**Record set**

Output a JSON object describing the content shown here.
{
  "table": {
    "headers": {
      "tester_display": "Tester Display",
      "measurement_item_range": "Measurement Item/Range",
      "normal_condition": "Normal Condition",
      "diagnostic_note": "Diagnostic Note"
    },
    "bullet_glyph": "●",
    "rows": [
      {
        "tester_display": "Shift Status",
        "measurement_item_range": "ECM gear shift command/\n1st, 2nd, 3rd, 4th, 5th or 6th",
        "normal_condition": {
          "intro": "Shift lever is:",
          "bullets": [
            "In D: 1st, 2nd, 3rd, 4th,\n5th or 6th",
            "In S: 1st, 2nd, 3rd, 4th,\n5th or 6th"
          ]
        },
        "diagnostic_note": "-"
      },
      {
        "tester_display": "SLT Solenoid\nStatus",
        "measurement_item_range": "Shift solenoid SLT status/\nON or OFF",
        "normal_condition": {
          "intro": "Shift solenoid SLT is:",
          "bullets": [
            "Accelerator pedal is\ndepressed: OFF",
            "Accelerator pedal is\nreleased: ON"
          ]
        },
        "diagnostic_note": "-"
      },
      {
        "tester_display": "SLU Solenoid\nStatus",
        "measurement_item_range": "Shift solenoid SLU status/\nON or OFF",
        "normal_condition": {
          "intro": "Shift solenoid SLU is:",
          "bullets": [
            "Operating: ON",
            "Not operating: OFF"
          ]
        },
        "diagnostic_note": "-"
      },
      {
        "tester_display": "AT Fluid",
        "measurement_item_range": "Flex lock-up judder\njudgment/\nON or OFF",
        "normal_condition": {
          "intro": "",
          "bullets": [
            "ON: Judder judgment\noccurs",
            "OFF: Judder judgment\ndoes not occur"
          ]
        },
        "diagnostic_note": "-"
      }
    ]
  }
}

**Challenge**
Where a line in the entries holds "Accelerator", copy that line.

**Expected answer**
            "Accelerator pedal is\ndepressed: OFF",
            "Accelerator pedal is\nreleased: ON"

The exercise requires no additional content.